-- START SUPPLIED INFORMATION --

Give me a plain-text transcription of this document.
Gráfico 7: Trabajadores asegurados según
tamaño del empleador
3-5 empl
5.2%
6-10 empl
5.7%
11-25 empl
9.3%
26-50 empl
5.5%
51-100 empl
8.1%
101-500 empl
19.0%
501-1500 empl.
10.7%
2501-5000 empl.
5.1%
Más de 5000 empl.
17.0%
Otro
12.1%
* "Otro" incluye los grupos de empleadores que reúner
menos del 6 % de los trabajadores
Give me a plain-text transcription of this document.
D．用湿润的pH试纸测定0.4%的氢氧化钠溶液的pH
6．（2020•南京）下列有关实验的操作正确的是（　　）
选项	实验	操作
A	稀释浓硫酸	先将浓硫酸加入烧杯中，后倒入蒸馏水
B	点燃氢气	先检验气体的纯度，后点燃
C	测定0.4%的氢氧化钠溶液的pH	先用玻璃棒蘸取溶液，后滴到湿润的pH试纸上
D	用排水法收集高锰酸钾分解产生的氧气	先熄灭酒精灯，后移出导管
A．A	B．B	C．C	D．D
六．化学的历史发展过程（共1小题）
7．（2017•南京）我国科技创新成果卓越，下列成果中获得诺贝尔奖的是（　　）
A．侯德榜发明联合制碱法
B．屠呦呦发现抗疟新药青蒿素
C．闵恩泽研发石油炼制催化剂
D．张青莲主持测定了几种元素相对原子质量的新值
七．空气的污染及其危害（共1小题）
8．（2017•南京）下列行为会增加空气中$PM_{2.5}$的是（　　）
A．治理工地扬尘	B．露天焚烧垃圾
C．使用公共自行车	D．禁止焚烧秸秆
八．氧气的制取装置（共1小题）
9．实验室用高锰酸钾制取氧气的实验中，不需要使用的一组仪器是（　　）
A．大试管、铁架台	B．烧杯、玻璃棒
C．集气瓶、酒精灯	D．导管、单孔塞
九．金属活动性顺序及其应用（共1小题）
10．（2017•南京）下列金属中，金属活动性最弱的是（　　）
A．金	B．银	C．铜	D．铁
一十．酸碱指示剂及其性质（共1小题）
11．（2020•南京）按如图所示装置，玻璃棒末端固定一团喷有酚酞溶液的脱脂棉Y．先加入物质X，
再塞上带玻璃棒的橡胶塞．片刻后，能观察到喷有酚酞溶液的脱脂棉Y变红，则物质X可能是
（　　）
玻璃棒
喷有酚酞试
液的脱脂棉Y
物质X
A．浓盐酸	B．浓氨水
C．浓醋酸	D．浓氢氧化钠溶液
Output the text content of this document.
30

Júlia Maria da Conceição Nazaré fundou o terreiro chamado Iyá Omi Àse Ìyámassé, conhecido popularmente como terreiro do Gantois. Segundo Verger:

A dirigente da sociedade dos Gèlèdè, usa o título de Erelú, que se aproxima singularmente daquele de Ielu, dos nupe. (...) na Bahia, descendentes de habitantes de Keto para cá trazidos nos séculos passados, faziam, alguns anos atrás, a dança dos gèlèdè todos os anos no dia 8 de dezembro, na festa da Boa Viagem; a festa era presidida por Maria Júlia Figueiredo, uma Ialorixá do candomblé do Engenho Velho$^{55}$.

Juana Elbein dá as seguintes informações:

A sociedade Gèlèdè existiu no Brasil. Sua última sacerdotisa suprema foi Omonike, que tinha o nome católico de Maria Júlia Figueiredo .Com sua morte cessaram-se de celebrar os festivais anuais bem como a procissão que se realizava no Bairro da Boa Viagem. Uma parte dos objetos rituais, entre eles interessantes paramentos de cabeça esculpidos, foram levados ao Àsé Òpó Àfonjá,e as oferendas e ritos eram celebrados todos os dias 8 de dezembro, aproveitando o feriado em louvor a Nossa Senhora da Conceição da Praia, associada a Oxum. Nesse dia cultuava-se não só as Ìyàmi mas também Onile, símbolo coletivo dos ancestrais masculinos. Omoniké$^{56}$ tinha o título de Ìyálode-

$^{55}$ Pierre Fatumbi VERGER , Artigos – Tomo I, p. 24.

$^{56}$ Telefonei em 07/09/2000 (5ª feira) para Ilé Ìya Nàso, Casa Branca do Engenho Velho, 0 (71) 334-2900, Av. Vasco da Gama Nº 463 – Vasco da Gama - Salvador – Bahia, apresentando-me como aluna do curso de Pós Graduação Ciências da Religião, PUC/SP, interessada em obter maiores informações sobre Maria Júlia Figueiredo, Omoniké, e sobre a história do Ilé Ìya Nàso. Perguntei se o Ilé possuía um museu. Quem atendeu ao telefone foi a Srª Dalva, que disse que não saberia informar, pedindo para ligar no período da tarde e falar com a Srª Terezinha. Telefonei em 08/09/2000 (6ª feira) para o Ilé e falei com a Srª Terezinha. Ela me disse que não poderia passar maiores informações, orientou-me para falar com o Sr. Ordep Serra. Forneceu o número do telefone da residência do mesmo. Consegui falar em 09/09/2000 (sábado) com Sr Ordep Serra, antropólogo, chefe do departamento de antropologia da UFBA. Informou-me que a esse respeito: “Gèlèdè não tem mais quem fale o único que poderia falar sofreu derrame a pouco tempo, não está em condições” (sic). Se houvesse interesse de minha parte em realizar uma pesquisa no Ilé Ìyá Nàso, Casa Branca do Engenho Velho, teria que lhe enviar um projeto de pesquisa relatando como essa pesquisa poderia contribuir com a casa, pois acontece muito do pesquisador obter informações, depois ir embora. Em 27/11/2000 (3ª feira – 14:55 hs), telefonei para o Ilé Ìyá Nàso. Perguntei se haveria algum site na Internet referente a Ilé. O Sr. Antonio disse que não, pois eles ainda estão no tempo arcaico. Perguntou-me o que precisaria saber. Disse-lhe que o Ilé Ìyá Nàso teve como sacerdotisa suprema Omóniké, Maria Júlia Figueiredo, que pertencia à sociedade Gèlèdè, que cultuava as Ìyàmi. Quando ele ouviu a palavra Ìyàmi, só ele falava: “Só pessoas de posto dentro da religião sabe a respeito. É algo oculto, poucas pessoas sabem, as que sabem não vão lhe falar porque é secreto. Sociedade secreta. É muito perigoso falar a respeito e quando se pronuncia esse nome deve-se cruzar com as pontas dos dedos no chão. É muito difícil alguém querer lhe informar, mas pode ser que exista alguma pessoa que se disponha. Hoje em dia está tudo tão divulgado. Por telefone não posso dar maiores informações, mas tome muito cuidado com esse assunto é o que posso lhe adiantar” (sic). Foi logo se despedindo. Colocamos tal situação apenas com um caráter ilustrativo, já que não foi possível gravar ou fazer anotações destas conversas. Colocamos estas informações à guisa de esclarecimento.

-- END SUPPLIED INFORMATION --

EXERCISE TASK
Produce an exact copy of the whole listing.

SOLUTION
Give me a plain-text transcription of this document.
Gráfico 7: Trabajadores asegurados según
tamaño del empleador
3-5 empl
5.2%
6-10 empl
5.7%
11-25 empl
9.3%
26-50 empl
5.5%
51-100 empl
8.1%
101-500 empl
19.0%
501-1500 empl.
10.7%
2501-5000 empl.
5.1%
Más de 5000 empl.
17.0%
Otro
12.1%
* "Otro" incluye los grupos de empleadores que reúner
menos del 6 % de los trabajadores
Give me a plain-text transcription of this document.
D．用湿润的pH试纸测定0.4%的氢氧化钠溶液的pH
6．（2020•南京）下列有关实验的操作正确的是（　　）
选项	实验	操作
A	稀释浓硫酸	先将浓硫酸加入烧杯中，后倒入蒸馏水
B	点燃氢气	先检验气体的纯度，后点燃
C	测定0.4%的氢氧化钠溶液的pH	先用玻璃棒蘸取溶液，后滴到湿润的pH试纸上
D	用排水法收集高锰酸钾分解产生的氧气	先熄灭酒精灯，后移出导管
A．A	B．B	C．C	D．D
六．化学的历史发展过程（共1小题）
7．（2017•南京）我国科技创新成果卓越，下列成果中获得诺贝尔奖的是（　　）
A．侯德榜发明联合制碱法
B．屠呦呦发现抗疟新药青蒿素
C．闵恩泽研发石油炼制催化剂
D．张青莲主持测定了几种元素相对原子质量的新值
七．空气的污染及其危害（共1小题）
8．（2017•南京）下列行为会增加空气中$PM_{2.5}$的是（　　）
A．治理工地扬尘	B．露天焚烧垃圾
C．使用公共自行车	D．禁止焚烧秸秆
八．氧气的制取装置（共1小题）
9．实验室用高锰酸钾制取氧气的实验中，不需要使用的一组仪器是（　　）
A．大试管、铁架台	B．烧杯、玻璃棒
C．集气瓶、酒精灯	D．导管、单孔塞
九．金属活动性顺序及其应用（共1小题）
10．（2017•南京）下列金属中，金属活动性最弱的是（　　）
A．金	B．银	C．铜	D．铁
一十．酸碱指示剂及其性质（共1小题）
11．（2020•南京）按如图所示装置，玻璃棒末端固定一团喷有酚酞溶液的脱脂棉Y．先加入物质X，
再塞上带玻璃棒的橡胶塞．片刻后，能观察到喷有酚酞溶液的脱脂棉Y变红，则物质X可能是
（　　）
玻璃棒
喷有酚酞试
液的脱脂棉Y
物质X
A．浓盐酸	B．浓氨水
C．浓醋酸	D．浓氢氧化钠溶液
Output the text content of this document.
30

Júlia Maria da Conceição Nazaré fundou o terreiro chamado Iyá Omi Àse Ìyámassé, conhecido popularmente como terreiro do Gantois. Segundo Verger:

A dirigente da sociedade dos Gèlèdè, usa o título de Erelú, que se aproxima singularmente daquele de Ielu, dos nupe. (...) na Bahia, descendentes de habitantes de Keto para cá trazidos nos séculos passados, faziam, alguns anos atrás, a dança dos gèlèdè todos os anos no dia 8 de dezembro, na festa da Boa Viagem; a festa era presidida por Maria Júlia Figueiredo, uma Ialorixá do candomblé do Engenho Velho$^{55}$.

Juana Elbein dá as seguintes informações:

A sociedade Gèlèdè existiu no Brasil. Sua última sacerdotisa suprema foi Omonike, que tinha o nome católico de Maria Júlia Figueiredo .Com sua morte cessaram-se de celebrar os festivais anuais bem como a procissão que se realizava no Bairro da Boa Viagem. Uma parte dos objetos rituais, entre eles interessantes paramentos de cabeça esculpidos, foram levados ao Àsé Òpó Àfonjá,e as oferendas e ritos eram celebrados todos os dias 8 de dezembro, aproveitando o feriado em louvor a Nossa Senhora da Conceição da Praia, associada a Oxum. Nesse dia cultuava-se não só as Ìyàmi mas também Onile, símbolo coletivo dos ancestrais masculinos. Omoniké$^{56}$ tinha o título de Ìyálode-

$^{55}$ Pierre Fatumbi VERGER , Artigos – Tomo I, p. 24.

$^{56}$ Telefonei em 07/09/2000 (5ª feira) para Ilé Ìya Nàso, Casa Branca do Engenho Velho, 0 (71) 334-2900, Av. Vasco da Gama Nº 463 – Vasco da Gama - Salvador – Bahia, apresentando-me como aluna do curso de Pós Graduação Ciências da Religião, PUC/SP, interessada em obter maiores informações sobre Maria Júlia Figueiredo, Omoniké, e sobre a história do Ilé Ìya Nàso. Perguntei se o Ilé possuía um museu. Quem atendeu ao telefone foi a Srª Dalva, que disse que não saberia informar, pedindo para ligar no período da tarde e falar com a Srª Terezinha. Telefonei em 08/09/2000 (6ª feira) para o Ilé e falei com a Srª Terezinha. Ela me disse que não poderia passar maiores informações, orientou-me para falar com o Sr. Ordep Serra. Forneceu o número do telefone da residência do mesmo. Consegui falar em 09/09/2000 (sábado) com Sr Ordep Serra, antropólogo, chefe do departamento de antropologia da UFBA. Informou-me que a esse respeito: “Gèlèdè não tem mais quem fale o único que poderia falar sofreu derrame a pouco tempo, não está em condições” (sic). Se houvesse interesse de minha parte em realizar uma pesquisa no Ilé Ìyá Nàso, Casa Branca do Engenho Velho, teria que lhe enviar um projeto de pesquisa relatando como essa pesquisa poderia contribuir com a casa, pois acontece muito do pesquisador obter informações, depois ir embora. Em 27/11/2000 (3ª feira – 14:55 hs), telefonei para o Ilé Ìyá Nàso. Perguntei se haveria algum site na Internet referente a Ilé. O Sr. Antonio disse que não, pois eles ainda estão no tempo arcaico. Perguntou-me o que precisaria saber. Disse-lhe que o Ilé Ìyá Nàso teve como sacerdotisa suprema Omóniké, Maria Júlia Figueiredo, que pertencia à sociedade Gèlèdè, que cultuava as Ìyàmi. Quando ele ouviu a palavra Ìyàmi, só ele falava: “Só pessoas de posto dentro da religião sabe a respeito. É algo oculto, poucas pessoas sabem, as que sabem não vão lhe falar porque é secreto. Sociedade secreta. É muito perigoso falar a respeito e quando se pronuncia esse nome deve-se cruzar com as pontas dos dedos no chão. É muito difícil alguém querer lhe informar, mas pode ser que exista alguma pessoa que se disponha. Hoje em dia está tudo tão divulgado. Por telefone não posso dar maiores informações, mas tome muito cuidado com esse assunto é o que posso lhe adiantar” (sic). Foi logo se despedindo. Colocamos tal situação apenas com um caráter ilustrativo, já que não foi possível gravar ou fazer anotações destas conversas. Colocamos estas informações à guisa de esclarecimento.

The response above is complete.